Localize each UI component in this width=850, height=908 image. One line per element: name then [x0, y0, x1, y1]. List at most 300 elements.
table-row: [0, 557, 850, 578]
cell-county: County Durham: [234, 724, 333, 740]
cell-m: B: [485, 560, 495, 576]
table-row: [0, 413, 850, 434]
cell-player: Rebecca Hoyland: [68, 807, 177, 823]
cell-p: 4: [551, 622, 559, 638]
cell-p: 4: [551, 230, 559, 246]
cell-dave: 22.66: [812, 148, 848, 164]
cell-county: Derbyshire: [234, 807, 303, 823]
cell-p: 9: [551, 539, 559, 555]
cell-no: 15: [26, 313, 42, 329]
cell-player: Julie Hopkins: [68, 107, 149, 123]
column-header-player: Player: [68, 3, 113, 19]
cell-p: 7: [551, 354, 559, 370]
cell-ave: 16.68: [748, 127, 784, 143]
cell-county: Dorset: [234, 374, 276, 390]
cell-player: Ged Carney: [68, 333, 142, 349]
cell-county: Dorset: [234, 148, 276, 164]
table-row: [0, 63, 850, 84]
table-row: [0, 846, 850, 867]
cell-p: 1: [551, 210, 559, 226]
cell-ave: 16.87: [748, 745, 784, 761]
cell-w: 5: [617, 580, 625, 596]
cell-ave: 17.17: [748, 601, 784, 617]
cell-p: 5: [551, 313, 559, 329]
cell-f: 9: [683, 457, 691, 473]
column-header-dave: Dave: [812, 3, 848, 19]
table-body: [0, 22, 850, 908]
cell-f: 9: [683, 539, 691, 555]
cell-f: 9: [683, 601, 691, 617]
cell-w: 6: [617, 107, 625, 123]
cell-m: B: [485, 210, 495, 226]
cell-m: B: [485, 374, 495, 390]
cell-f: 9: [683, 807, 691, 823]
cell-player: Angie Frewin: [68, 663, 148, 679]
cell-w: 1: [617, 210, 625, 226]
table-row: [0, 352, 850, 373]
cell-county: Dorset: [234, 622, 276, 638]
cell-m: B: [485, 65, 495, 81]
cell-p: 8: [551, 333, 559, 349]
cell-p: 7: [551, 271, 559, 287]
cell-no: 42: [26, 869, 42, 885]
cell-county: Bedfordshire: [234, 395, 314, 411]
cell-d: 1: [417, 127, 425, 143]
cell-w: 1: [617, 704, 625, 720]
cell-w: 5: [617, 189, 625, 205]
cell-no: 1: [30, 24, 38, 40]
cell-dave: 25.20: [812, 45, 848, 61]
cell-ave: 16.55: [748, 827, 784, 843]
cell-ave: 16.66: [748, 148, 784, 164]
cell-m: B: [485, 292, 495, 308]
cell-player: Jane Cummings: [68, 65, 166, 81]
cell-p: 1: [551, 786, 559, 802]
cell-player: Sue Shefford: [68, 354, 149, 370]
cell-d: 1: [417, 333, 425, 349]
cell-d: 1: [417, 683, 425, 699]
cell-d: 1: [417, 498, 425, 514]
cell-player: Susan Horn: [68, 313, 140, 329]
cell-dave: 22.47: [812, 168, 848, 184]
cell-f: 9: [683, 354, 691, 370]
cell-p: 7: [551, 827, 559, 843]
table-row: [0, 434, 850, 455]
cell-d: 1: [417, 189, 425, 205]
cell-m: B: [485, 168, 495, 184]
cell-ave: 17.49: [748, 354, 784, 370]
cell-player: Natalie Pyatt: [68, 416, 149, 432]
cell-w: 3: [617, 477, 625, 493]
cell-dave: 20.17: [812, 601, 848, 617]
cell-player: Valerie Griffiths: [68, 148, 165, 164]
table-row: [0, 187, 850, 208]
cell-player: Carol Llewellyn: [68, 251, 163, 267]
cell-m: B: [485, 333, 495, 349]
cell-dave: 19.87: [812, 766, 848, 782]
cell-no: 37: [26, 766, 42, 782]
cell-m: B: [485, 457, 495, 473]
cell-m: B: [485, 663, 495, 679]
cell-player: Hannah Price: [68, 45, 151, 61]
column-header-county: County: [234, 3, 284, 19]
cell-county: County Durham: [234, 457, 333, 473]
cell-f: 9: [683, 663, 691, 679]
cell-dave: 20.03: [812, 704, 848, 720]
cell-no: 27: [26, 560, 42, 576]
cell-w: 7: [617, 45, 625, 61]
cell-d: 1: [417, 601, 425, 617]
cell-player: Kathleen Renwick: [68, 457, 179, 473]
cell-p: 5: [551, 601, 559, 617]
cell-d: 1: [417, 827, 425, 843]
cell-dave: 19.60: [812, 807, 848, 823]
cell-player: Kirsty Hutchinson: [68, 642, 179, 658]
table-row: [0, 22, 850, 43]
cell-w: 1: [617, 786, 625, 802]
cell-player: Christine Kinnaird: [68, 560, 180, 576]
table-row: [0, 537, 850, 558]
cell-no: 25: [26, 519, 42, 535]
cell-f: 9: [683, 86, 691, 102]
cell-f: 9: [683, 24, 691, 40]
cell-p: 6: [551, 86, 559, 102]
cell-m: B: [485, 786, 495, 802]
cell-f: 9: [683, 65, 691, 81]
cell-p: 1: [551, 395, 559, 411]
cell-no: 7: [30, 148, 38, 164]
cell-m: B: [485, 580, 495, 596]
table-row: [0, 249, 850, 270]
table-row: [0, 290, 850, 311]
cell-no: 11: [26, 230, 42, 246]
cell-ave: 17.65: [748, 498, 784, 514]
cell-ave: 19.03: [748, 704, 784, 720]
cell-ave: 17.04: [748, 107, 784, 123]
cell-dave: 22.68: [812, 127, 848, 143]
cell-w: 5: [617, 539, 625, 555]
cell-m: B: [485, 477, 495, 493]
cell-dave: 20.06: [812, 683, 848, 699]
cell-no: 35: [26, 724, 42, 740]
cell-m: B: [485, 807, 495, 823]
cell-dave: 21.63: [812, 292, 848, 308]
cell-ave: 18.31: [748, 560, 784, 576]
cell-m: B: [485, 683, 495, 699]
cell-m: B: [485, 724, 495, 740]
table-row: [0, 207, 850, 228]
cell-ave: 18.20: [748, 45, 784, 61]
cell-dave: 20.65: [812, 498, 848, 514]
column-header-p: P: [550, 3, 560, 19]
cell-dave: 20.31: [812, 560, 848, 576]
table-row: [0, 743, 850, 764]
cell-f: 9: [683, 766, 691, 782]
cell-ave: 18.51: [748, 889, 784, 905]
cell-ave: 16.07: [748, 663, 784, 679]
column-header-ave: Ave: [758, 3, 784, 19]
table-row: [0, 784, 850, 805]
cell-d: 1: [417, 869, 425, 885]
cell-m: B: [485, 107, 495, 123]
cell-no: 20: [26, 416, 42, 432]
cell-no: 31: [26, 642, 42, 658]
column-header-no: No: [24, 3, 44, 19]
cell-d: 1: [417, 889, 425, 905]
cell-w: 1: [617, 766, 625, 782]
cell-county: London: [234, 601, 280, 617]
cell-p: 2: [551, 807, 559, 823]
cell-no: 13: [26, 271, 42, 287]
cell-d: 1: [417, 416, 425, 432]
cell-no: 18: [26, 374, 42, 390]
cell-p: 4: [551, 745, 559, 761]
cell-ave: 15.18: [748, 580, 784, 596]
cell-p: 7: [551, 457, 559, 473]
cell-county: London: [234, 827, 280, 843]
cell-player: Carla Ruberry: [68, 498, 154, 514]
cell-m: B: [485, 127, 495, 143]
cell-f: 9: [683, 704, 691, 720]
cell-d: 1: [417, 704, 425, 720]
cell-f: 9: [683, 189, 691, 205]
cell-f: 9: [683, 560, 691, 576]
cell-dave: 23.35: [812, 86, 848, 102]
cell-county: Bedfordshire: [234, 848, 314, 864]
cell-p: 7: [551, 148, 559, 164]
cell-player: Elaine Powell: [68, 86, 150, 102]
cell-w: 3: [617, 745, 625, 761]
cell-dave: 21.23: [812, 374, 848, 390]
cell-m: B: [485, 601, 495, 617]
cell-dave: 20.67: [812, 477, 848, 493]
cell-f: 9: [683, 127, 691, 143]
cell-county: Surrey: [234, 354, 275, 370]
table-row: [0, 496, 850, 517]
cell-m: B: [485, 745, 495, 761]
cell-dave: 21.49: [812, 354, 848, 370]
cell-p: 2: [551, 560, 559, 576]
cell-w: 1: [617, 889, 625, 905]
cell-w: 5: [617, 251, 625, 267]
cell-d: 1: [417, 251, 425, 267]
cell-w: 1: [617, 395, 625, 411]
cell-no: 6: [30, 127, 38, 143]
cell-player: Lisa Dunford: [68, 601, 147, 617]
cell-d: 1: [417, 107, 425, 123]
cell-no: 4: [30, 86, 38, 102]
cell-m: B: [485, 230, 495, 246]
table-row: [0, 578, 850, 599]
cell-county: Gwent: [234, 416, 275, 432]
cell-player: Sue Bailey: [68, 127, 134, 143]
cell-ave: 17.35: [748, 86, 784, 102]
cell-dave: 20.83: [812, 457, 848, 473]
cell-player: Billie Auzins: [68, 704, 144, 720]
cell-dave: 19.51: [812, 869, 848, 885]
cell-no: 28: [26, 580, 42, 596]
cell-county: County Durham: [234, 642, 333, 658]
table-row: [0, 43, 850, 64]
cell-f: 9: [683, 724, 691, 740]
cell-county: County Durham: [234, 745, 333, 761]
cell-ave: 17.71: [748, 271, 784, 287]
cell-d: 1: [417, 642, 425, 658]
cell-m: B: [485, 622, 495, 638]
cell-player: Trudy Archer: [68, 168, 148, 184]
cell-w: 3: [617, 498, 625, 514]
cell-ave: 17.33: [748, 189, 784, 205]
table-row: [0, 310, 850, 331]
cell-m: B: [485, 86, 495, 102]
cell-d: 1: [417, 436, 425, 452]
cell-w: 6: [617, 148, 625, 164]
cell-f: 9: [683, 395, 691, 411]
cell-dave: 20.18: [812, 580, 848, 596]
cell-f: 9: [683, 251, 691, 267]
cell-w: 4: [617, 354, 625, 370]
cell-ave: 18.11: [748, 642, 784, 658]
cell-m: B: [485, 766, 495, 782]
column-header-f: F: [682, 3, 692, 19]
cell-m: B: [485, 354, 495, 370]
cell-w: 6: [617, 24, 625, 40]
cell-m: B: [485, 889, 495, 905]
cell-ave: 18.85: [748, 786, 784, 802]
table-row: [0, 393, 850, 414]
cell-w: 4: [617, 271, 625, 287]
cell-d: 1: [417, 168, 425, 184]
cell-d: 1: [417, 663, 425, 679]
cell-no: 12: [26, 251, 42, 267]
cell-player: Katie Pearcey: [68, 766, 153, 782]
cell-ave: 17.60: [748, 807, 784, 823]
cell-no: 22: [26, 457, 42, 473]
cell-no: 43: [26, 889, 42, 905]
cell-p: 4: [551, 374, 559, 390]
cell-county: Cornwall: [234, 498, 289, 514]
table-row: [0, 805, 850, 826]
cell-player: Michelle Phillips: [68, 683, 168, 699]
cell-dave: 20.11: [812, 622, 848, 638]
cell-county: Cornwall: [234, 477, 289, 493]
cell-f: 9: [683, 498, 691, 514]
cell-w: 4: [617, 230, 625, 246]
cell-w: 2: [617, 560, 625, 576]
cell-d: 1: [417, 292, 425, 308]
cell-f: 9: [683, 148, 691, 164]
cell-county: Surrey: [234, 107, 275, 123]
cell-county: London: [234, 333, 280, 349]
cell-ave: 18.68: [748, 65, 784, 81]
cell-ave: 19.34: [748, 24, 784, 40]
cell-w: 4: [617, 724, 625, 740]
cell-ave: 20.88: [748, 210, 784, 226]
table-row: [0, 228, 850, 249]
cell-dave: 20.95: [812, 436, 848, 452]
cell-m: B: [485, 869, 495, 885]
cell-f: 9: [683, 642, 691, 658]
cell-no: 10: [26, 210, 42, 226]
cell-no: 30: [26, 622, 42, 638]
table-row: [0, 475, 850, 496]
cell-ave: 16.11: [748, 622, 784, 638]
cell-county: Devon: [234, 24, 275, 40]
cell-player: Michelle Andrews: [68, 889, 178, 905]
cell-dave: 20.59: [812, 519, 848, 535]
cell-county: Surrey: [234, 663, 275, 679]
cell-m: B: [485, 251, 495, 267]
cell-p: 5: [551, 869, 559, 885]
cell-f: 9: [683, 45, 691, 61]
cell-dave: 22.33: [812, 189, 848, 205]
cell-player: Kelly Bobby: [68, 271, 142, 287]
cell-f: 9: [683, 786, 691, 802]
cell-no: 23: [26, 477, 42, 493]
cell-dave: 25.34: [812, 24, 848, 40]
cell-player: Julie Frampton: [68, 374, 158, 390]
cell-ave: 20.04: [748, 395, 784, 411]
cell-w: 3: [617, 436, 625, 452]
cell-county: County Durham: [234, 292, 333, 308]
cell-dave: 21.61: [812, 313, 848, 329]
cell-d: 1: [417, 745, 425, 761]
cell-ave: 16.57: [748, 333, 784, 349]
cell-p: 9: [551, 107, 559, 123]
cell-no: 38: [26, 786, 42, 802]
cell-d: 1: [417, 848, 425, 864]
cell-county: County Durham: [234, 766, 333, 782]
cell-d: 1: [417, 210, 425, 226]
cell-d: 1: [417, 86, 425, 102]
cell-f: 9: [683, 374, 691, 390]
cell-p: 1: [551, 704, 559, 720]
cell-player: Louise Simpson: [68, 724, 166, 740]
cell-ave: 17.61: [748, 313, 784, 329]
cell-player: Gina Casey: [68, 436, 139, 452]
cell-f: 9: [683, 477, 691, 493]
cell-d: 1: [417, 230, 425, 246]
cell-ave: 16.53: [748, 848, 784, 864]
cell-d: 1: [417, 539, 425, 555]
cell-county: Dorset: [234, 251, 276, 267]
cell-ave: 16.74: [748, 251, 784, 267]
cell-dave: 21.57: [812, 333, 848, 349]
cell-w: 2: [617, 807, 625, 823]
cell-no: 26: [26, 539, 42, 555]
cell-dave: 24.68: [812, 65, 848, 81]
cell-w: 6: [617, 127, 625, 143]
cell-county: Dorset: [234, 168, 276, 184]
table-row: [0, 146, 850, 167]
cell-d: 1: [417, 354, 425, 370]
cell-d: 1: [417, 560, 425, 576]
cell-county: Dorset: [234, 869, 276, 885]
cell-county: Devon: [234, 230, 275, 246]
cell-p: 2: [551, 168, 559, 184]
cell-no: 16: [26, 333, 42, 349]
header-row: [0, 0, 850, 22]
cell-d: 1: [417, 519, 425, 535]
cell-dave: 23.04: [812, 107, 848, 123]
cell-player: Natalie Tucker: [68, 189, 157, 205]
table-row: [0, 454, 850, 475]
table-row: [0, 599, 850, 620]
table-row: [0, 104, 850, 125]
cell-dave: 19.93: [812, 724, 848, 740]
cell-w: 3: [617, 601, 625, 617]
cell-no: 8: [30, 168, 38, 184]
========================
## Problem to work on
Copy the lines word for word, from the start of the lines up to and including the line with "cell-ave: 17.17: [748, 601, 784, 617]".

## Response to this exercise
Localize each UI component in this width=850, height=908 image. One line per element: name then [x0, y0, x1, y1]. List at most 300 elements.
table-row: [0, 557, 850, 578]
cell-county: County Durham: [234, 724, 333, 740]
cell-m: B: [485, 560, 495, 576]
table-row: [0, 413, 850, 434]
cell-player: Rebecca Hoyland: [68, 807, 177, 823]
cell-p: 4: [551, 622, 559, 638]
cell-p: 4: [551, 230, 559, 246]
cell-dave: 22.66: [812, 148, 848, 164]
cell-county: Derbyshire: [234, 807, 303, 823]
cell-p: 9: [551, 539, 559, 555]
cell-no: 15: [26, 313, 42, 329]
cell-player: Julie Hopkins: [68, 107, 149, 123]
column-header-player: Player: [68, 3, 113, 19]
cell-p: 7: [551, 354, 559, 370]
cell-ave: 16.68: [748, 127, 784, 143]
cell-county: Dorset: [234, 374, 276, 390]
cell-player: Ged Carney: [68, 333, 142, 349]
cell-county: Dorset: [234, 148, 276, 164]
table-row: [0, 63, 850, 84]
table-row: [0, 846, 850, 867]
cell-p: 1: [551, 210, 559, 226]
cell-ave: 16.87: [748, 745, 784, 761]
cell-w: 5: [617, 580, 625, 596]
cell-ave: 17.17: [748, 601, 784, 617]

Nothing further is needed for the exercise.